▼

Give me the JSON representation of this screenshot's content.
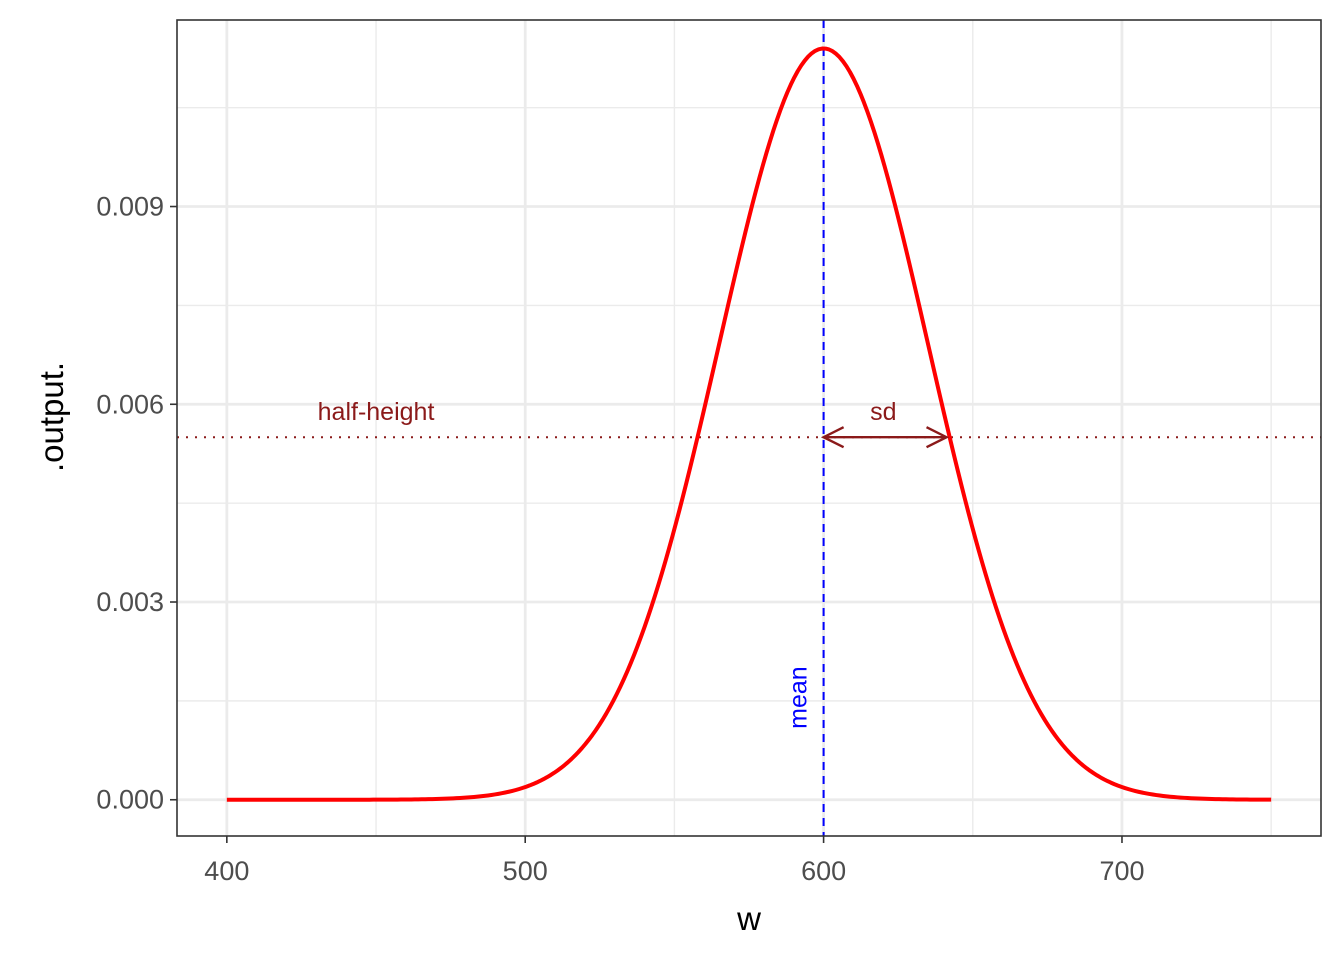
{
  "chart_data": {
    "type": "line",
    "xlabel": "w",
    "ylabel": ".output.",
    "xlim": [
      383.3,
      1766.7
    ],
    "ylim": [
      -0.00055,
      0.01183
    ],
    "x_ticks": [
      {
        "value": 400,
        "label": "400"
      },
      {
        "value": 500,
        "label": "500"
      },
      {
        "value": 600,
        "label": "600"
      },
      {
        "value": 700,
        "label": "700"
      }
    ],
    "y_ticks": [
      {
        "value": 0.0,
        "label": "0.000"
      },
      {
        "value": 0.003,
        "label": "0.003"
      },
      {
        "value": 0.006,
        "label": "0.006"
      },
      {
        "value": 0.009,
        "label": "0.009"
      }
    ],
    "x_minor": [
      450,
      550,
      650,
      750
    ],
    "y_minor": [
      0.0015,
      0.0045,
      0.0075,
      0.0105
    ],
    "grid": true,
    "series": [
      {
        "type": "normal-density",
        "mean": 600,
        "sd": 35,
        "x_from": 400,
        "x_to": 750,
        "color": "#ff0000"
      }
    ],
    "annotations": {
      "mean_line": {
        "x": 600,
        "color": "#0000ff",
        "label": "mean",
        "label_y": 0.00155
      },
      "half_height_line": {
        "y": 0.0055,
        "color": "#8b1a1a",
        "label": "half-height",
        "label_x": 450,
        "label_y": 0.0059
      },
      "sd_arrow": {
        "x_from": 600,
        "x_to": 641.2,
        "y": 0.0055,
        "color": "#8b1a1a",
        "label": "sd",
        "label_x": 620,
        "label_y": 0.0059
      }
    },
    "colors": {
      "panel_border": "#333333",
      "grid": "#ebebeb"
    }
  }
}
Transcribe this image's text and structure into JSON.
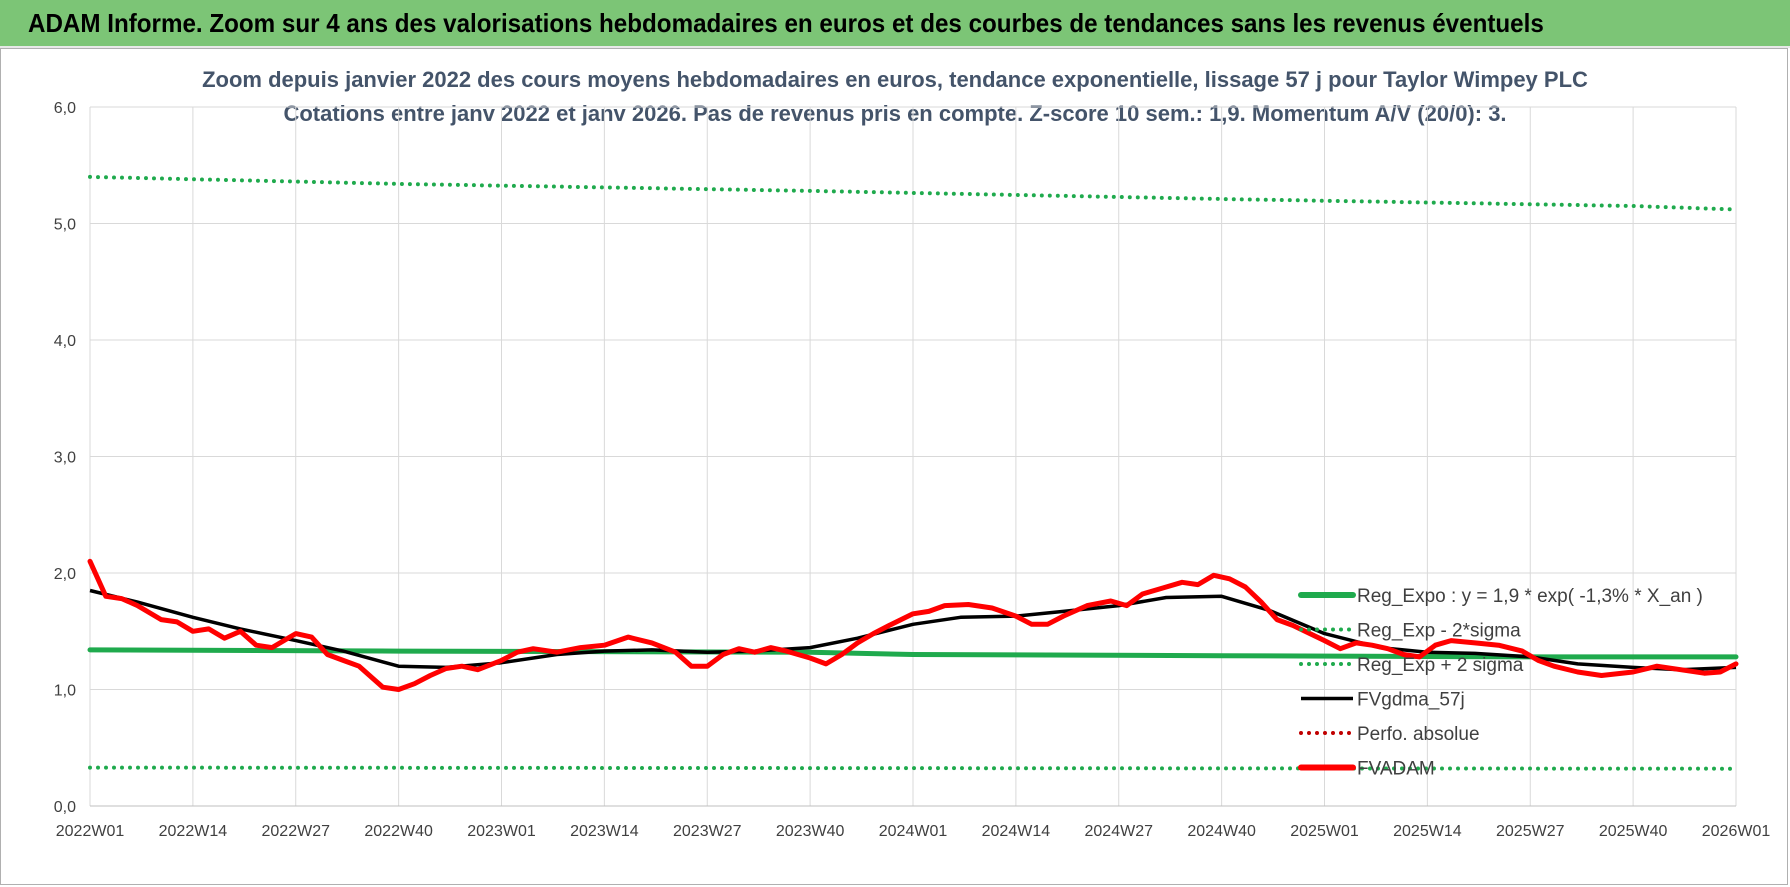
{
  "banner": {
    "title": "ADAM Informe. Zoom sur 4 ans des valorisations hebdomadaires en euros et des courbes de tendances sans les revenus éventuels"
  },
  "colors": {
    "banner_bg": "#7cc576",
    "trend": "#1faa4d",
    "bands": "#1faa4d",
    "smooth": "#000000",
    "price": "#ff0000",
    "perf": "#c00000",
    "title": "#44546a"
  },
  "chart_data": {
    "type": "line",
    "title_line1": "Zoom depuis janvier 2022 des cours moyens hebdomadaires en euros, tendance exponentielle, lissage 57 j pour Taylor Wimpey PLC",
    "title_line2": "Cotations entre janv 2022 et janv 2026. Pas de revenus pris en compte. Z-score 10 sem.: 1,9. Momentum A/V (20/0): 3.",
    "ylim": [
      0,
      6
    ],
    "y_ticks": [
      "0,0",
      "1,0",
      "2,0",
      "3,0",
      "4,0",
      "5,0",
      "6,0"
    ],
    "x_ticks": [
      "2022W01",
      "2022W14",
      "2022W27",
      "2022W40",
      "2023W01",
      "2023W14",
      "2023W27",
      "2023W40",
      "2024W01",
      "2024W14",
      "2024W27",
      "2024W40",
      "2025W01",
      "2025W14",
      "2025W27",
      "2025W40",
      "2026W01"
    ],
    "grid": true,
    "legend_position": "right",
    "legend": [
      {
        "label": "Reg_Expo : y = 1,9 * exp( -1,3% *  X_an )",
        "style": "solid-thick",
        "color": "#1faa4d"
      },
      {
        "label": "Reg_Exp - 2*sigma",
        "style": "dotted",
        "color": "#1faa4d"
      },
      {
        "label": "Reg_Exp + 2 sigma",
        "style": "dotted",
        "color": "#1faa4d"
      },
      {
        "label": "FVgdma_57j",
        "style": "solid",
        "color": "#000000"
      },
      {
        "label": "Perfo. absolue",
        "style": "dotted",
        "color": "#c00000"
      },
      {
        "label": "FVADAM",
        "style": "solid-thick",
        "color": "#ff0000"
      }
    ],
    "series": [
      {
        "name": "Reg_Expo : y = 1,9 * exp( -1,3% *  X_an )",
        "x": [
          "2022W01",
          "2022W40",
          "2023W40",
          "2024W01",
          "2024W40",
          "2025W27",
          "2026W01"
        ],
        "values": [
          1.34,
          1.33,
          1.32,
          1.3,
          1.29,
          1.28,
          1.28
        ]
      },
      {
        "name": "Reg_Exp - 2*sigma",
        "x": [
          "2022W01",
          "2026W01"
        ],
        "values": [
          0.33,
          0.32
        ]
      },
      {
        "name": "Reg_Exp + 2 sigma",
        "x": [
          "2022W01",
          "2022W40",
          "2023W40",
          "2024W40",
          "2025W40",
          "2026W01"
        ],
        "values": [
          5.4,
          5.34,
          5.28,
          5.21,
          5.15,
          5.12
        ]
      },
      {
        "name": "FVgdma_57j",
        "x": [
          "2022W01",
          "2022W07",
          "2022W14",
          "2022W20",
          "2022W27",
          "2022W33",
          "2022W40",
          "2022W46",
          "2023W01",
          "2023W08",
          "2023W14",
          "2023W20",
          "2023W27",
          "2023W33",
          "2023W40",
          "2023W46",
          "2024W01",
          "2024W07",
          "2024W14",
          "2024W20",
          "2024W27",
          "2024W33",
          "2024W40",
          "2024W46",
          "2025W01",
          "2025W08",
          "2025W14",
          "2025W20",
          "2025W27",
          "2025W33",
          "2025W40",
          "2025W46",
          "2026W01"
        ],
        "values": [
          1.85,
          1.75,
          1.62,
          1.52,
          1.42,
          1.33,
          1.2,
          1.19,
          1.23,
          1.3,
          1.33,
          1.34,
          1.32,
          1.33,
          1.36,
          1.44,
          1.56,
          1.62,
          1.63,
          1.67,
          1.72,
          1.79,
          1.8,
          1.68,
          1.48,
          1.36,
          1.32,
          1.31,
          1.28,
          1.22,
          1.19,
          1.17,
          1.19
        ]
      },
      {
        "name": "FVADAM",
        "x": [
          "2022W01",
          "2022W02",
          "2022W03",
          "2022W05",
          "2022W07",
          "2022W10",
          "2022W12",
          "2022W14",
          "2022W16",
          "2022W18",
          "2022W20",
          "2022W22",
          "2022W24",
          "2022W27",
          "2022W29",
          "2022W31",
          "2022W33",
          "2022W35",
          "2022W37",
          "2022W38",
          "2022W40",
          "2022W42",
          "2022W44",
          "2022W46",
          "2022W48",
          "2022W50",
          "2023W01",
          "2023W03",
          "2023W05",
          "2023W08",
          "2023W11",
          "2023W14",
          "2023W17",
          "2023W20",
          "2023W23",
          "2023W25",
          "2023W27",
          "2023W29",
          "2023W31",
          "2023W33",
          "2023W35",
          "2023W37",
          "2023W40",
          "2023W42",
          "2023W44",
          "2023W46",
          "2023W48",
          "2023W50",
          "2024W01",
          "2024W03",
          "2024W05",
          "2024W08",
          "2024W11",
          "2024W14",
          "2024W16",
          "2024W18",
          "2024W20",
          "2024W23",
          "2024W26",
          "2024W28",
          "2024W30",
          "2024W33",
          "2024W35",
          "2024W37",
          "2024W39",
          "2024W41",
          "2024W43",
          "2024W45",
          "2024W47",
          "2024W49",
          "2025W01",
          "2025W03",
          "2025W05",
          "2025W07",
          "2025W09",
          "2025W11",
          "2025W13",
          "2025W15",
          "2025W17",
          "2025W20",
          "2025W23",
          "2025W26",
          "2025W28",
          "2025W30",
          "2025W33",
          "2025W36",
          "2025W40",
          "2025W43",
          "2025W46",
          "2025W49",
          "2025W51",
          "2026W01"
        ],
        "values": [
          2.1,
          1.95,
          1.8,
          1.78,
          1.72,
          1.6,
          1.58,
          1.5,
          1.52,
          1.44,
          1.5,
          1.38,
          1.36,
          1.48,
          1.45,
          1.3,
          1.25,
          1.2,
          1.08,
          1.02,
          1.0,
          1.05,
          1.12,
          1.18,
          1.2,
          1.17,
          1.25,
          1.32,
          1.35,
          1.32,
          1.36,
          1.38,
          1.45,
          1.4,
          1.32,
          1.2,
          1.2,
          1.3,
          1.35,
          1.32,
          1.36,
          1.33,
          1.27,
          1.22,
          1.3,
          1.4,
          1.48,
          1.55,
          1.65,
          1.67,
          1.72,
          1.73,
          1.7,
          1.63,
          1.56,
          1.56,
          1.63,
          1.72,
          1.76,
          1.72,
          1.82,
          1.88,
          1.92,
          1.9,
          1.98,
          1.95,
          1.88,
          1.75,
          1.6,
          1.55,
          1.42,
          1.35,
          1.4,
          1.38,
          1.35,
          1.3,
          1.28,
          1.38,
          1.42,
          1.4,
          1.38,
          1.33,
          1.25,
          1.2,
          1.15,
          1.12,
          1.15,
          1.2,
          1.17,
          1.14,
          1.15,
          1.22
        ]
      }
    ]
  }
}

▲

## [What you have to do]
Look over the listing above. Pick out and copy every line that includes "sigma".

## [Task solution]
        "label": "Reg_Exp - 2*sigma",
        "label": "Reg_Exp + 2 sigma",
        "name": "Reg_Exp - 2*sigma",
        "name": "Reg_Exp + 2 sigma",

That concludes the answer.